TEXTABSCHNITT -
______________________________

Genauso lief es auch im Fall des IT-Technikers im Oberlandesgericht Naumburg im Land Sachsen-Anhalt. Der Angestellte nutzte über Jahre hinweg seine Befugnis, IT-Zubehör zu bestellen, um unter anderen CD- und DVD-Rohlinge in Massen zu kaufen. Teilweise mit dienstlichem, teilweise mit privatem Gerät wurden dann tausende von Raubkopien von Musik-CDs, Film-DVDs und anderes hergestellt. Abnehmer waren neben Außenstehenden auch Kollegen, darunter auch Richter des OLG Naumburgs. Beteiligt an dem Job waren auch zwei verbeamtete Kollegen im Justizgebäude.

______________________________

AUFTRAG 1 - Schreiben Sie aus dem Textabschnitt über die Raubkopien am Oberlandesgericht Naumburg die Stelle ab, die mit den Worten „Genauso lief es“ beginnt und nach „Kollegen im Justizgebäude.“ aufhört.

______________________________

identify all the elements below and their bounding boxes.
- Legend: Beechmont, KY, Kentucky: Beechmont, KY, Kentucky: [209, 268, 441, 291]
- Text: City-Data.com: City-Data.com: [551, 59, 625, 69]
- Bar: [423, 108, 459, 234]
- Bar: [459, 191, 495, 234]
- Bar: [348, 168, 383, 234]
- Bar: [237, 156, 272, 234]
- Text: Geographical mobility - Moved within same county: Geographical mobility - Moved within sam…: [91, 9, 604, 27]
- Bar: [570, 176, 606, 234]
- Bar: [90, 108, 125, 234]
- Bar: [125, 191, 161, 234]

______________________________

AUFTRAG 2 - Wandeln Sie die Zeilen sämtlicher Datensätze in eine nummerierte Liste um, wobei Leerzeilen entfallen.

ANTWORT 1 -
Genauso lief es auch im Fall des IT-Technikers im Oberlandesgericht Naumburg im Land Sachsen-Anhalt. Der Angestellte nutzte über Jahre hinweg seine Befugnis, IT-Zubehör zu bestellen, um unter anderen CD- und DVD-Rohlinge in Massen zu kaufen. Teilweise mit dienstlichem, teilweise mit privatem Gerät wurden dann tausende von Raubkopien von Musik-CDs, Film-DVDs und anderes hergestellt. Abnehmer waren neben Außenstehenden auch Kollegen, darunter auch Richter des OLG Naumburgs. Beteiligt an dem Job waren auch zwei verbeamtete Kollegen im Justizgebäude.

ANTWORT 2 -
1. identify all the elements below and their bounding boxes.
2. - Legend: Beechmont, KY, Kentucky: Beechmont, KY, Kentucky: [209, 268, 441, 291]
3. - Text: City-Data.com: City-Data.com: [551, 59, 625, 69]
4. - Bar: [423, 108, 459, 234]
5. - Bar: [459, 191, 495, 234]
6. - Bar: [348, 168, 383, 234]
7. - Bar: [237, 156, 272, 234]
8. - Text: Geographical mobility - Moved within same county: Geographical mobility - Moved within sam…: [91, 9, 604, 27]
9. - Bar: [570, 176, 606, 234]
10. - Bar: [90, 108, 125, 234]
11. - Bar: [125, 191, 161, 234]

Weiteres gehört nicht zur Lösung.